» Texte à examiner
# # # #
J'ai coutume de considérer Schizophrenia de Sonic Youth comme ma chanson préférée de tous les temps. Ce jugement à l'emporte pièces ne m'engage à rien et a le mérite de rendre plutôt bien compte de mon amour pour ces 4 minutes géniales de musique.
Avec ce morceau datant de 1987 qui ouvre le remarquable album
Sister, le groupe new-yorkais a atteint à mon sens le point d'équilibre parfait entre sensibilité pop et expérimentation rock.
Magique et impérissable cette chanson est sans
sans l'ombre d'un doute schizophrène: elle souffle le chaud et le froid, oscille entre vice instrumental et tendresse vocale. Frénétique et nonchalante, elle réconcilie les extrêmes.
# # # #
[Enregistrements issus d'une collecte de données]
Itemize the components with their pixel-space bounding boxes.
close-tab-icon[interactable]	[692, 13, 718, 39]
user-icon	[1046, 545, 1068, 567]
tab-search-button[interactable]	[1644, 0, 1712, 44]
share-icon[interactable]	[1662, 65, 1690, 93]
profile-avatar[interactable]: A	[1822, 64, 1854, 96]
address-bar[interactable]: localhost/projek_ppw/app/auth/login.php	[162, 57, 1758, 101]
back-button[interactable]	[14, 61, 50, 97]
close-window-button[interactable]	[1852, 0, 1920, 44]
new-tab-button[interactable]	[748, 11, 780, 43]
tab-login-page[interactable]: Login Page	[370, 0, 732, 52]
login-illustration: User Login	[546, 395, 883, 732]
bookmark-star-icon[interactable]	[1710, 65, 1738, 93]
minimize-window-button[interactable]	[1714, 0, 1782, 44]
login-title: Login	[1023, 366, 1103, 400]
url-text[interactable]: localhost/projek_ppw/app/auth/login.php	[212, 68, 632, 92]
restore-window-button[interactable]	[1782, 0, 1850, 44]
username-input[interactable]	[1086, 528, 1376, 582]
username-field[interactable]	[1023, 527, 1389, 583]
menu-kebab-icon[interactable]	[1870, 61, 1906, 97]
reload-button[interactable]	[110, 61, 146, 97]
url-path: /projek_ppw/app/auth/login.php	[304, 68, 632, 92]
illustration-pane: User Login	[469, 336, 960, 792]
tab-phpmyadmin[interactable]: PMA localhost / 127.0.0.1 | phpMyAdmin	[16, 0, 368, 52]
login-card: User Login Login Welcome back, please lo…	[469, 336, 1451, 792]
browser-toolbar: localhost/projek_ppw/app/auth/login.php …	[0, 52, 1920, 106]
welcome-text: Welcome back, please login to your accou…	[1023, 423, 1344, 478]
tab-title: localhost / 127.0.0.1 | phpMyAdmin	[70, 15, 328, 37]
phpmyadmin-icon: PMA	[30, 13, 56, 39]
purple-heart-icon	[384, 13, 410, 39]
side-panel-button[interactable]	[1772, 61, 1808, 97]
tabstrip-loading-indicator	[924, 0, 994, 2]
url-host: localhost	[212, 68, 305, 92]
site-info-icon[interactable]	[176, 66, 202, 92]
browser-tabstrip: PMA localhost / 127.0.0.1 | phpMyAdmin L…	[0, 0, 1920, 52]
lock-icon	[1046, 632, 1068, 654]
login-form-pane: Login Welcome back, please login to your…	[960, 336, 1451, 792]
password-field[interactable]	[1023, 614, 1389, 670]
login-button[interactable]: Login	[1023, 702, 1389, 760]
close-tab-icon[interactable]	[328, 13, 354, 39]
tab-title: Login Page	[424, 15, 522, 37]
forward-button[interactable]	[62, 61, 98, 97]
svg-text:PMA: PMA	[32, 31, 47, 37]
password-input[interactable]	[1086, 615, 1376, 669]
# # # #
» Objectif
Poursuivez le texte sur la chanson Schizophrenia de Sonic Youth à la suite de sa dernière phrase.

» Réponse
Sa structure est également remarquable : aucune partie ne se répète, balayant ainsi les notions pourtant essentielles dans la musique populaire de couplet ou de refrain.
Pour autant, malgré ce parti pris radical, en dépit de l'extrême acidité de ses guitares et de sa richesse structurelle, Schizophrenia est très loin de se limiter à un exercice de style arty et vain : c'est avant tout une immense chanson pop à siffloter et chantonner, agitée et totalement inusable.